SUM OF THE ANGLE MEASURES IN A TRIANGLE

There is a special relationship between the measures of the interior angles of a triangle.

That is,

sum of the Three Angles in Any Triangle  =  180°

In the next part, we are going to justify this relationship.

Sum of the Angle Measures in a Triangle is 180° - Justify

Step 1 :

Draw a triangle and cut it out. Label the angles A, B, and C.

Step 2 :

Tear off each “corner” of the triangle. Each corner includes the vertex of one angle of the triangle.

Step 3 :

Arrange the vertices of the triangle around a point so that none of your corners overlap and there are no gaps between them.

Step 4 :

What do you notice about how the angles fit together around a point?

The angles form a straight angle.

Step 5 :

What do you notice about how the angles fit together around a point?

180°

Step 6 :

Describe the relationship among the measures of the angles of triangle ABC?

The sum of the angle measures is 180°.

Step 7 :

What does the triangle sum theorem state?

The triangle sum theorem states that for triangle ABC,

m∠A + m∠B + m∠C = 180°

Reflect

1.  Can a triangle have two right angles ? Explain.

No

The sum of the measures of two right angles is 180°. That means the measure of the third angle would be

180° - 180° = 0°

which is impossible.

2. Describe the relationship between the two acute angles in a right triangle. Explain your reasoning.

No

They are complementary.

The sum of their measures must be

180° - (measure of the right angle) = 180° - 90° = 90°

Solved Problems

Problem 1 :

Can 30°, 60° and 90° be the angles of a triangle?

- [Information supplied]
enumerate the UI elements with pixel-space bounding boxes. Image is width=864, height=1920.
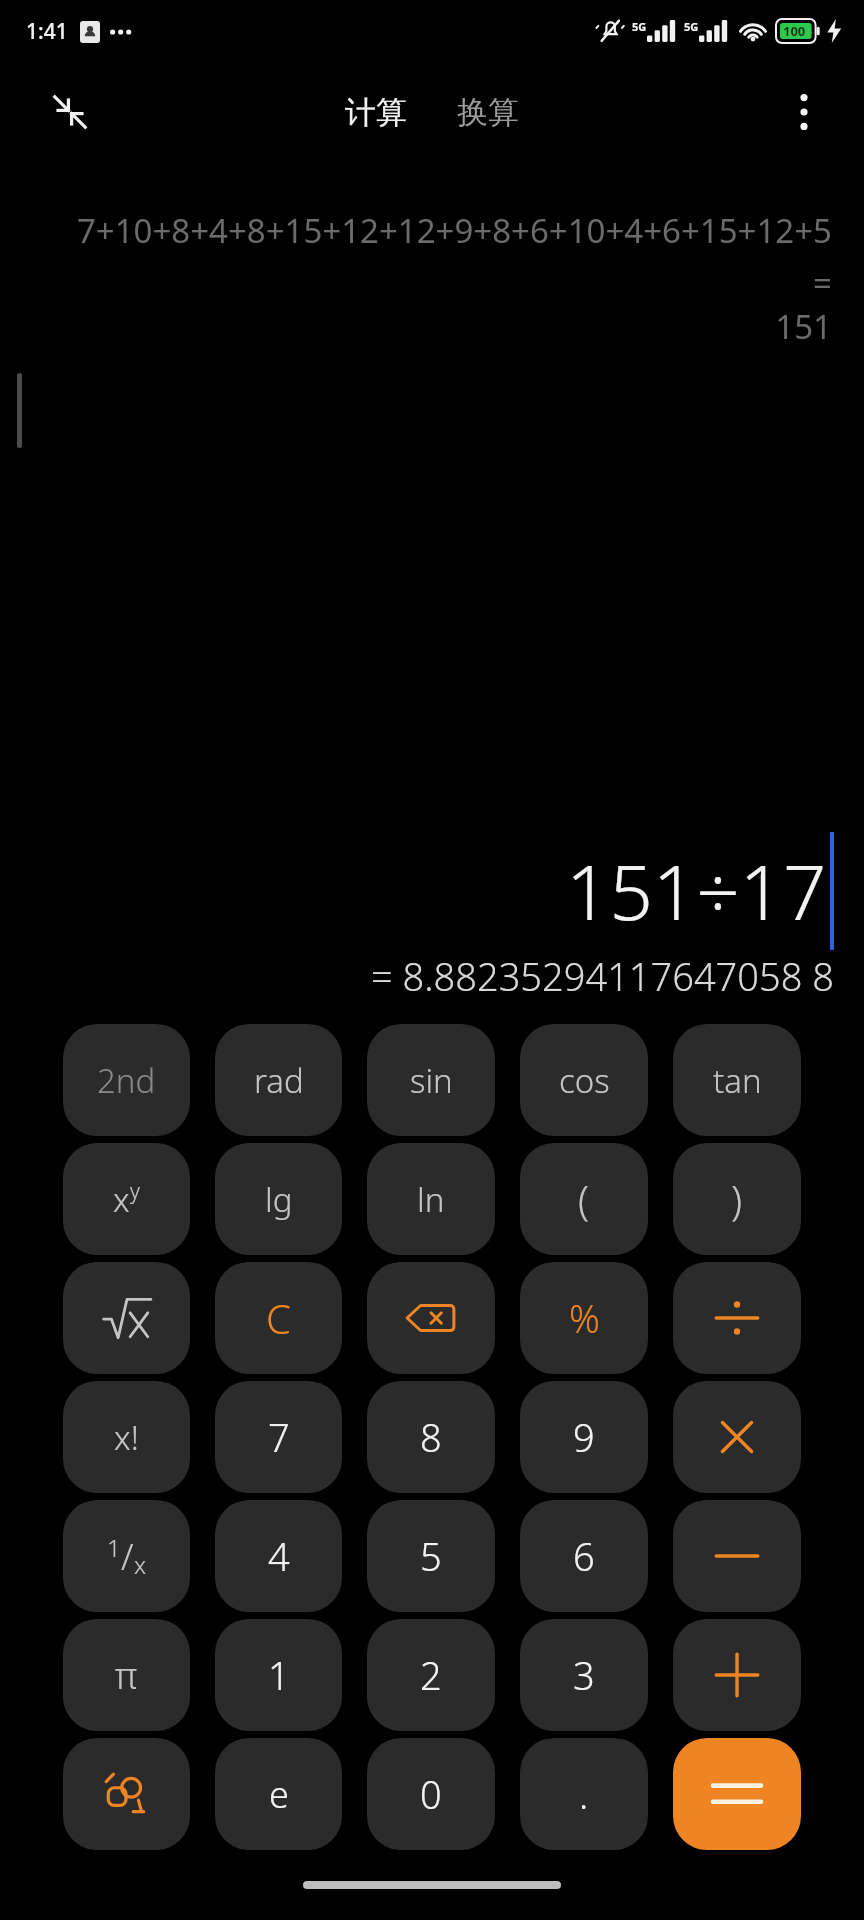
* * *
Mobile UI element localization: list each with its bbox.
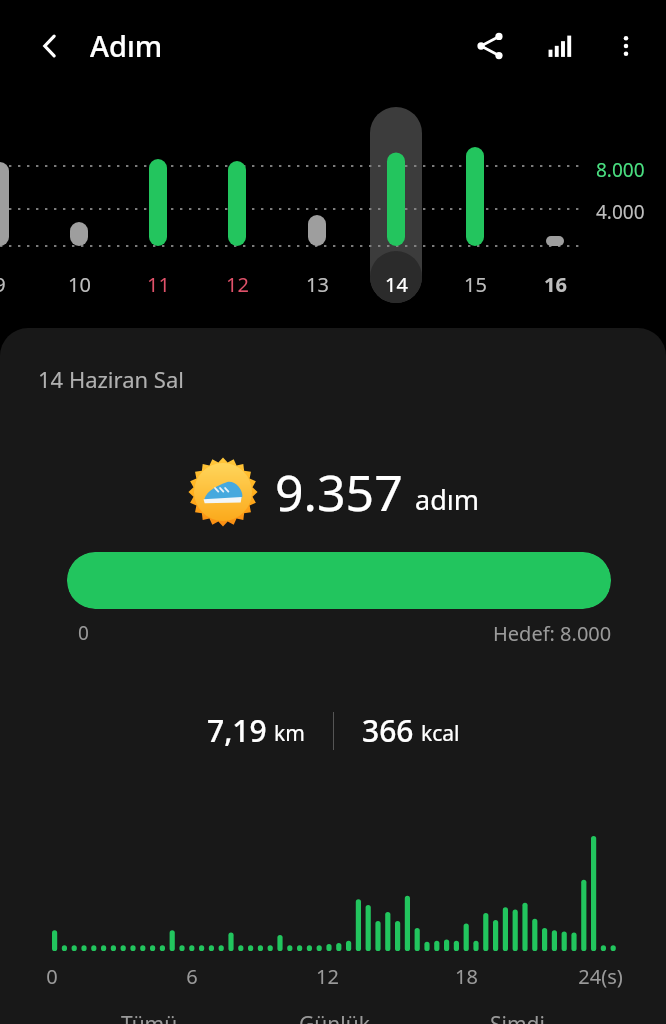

- [Goal of the exercise] Why can't a triangle have two right angles, according to the triangle angle-sum page? The entries have nothing to do with this work.

- [Reply to the task] Two right angles already sum to 180°, so the third angle would measure 180° - 180° = 0°, which is impossible.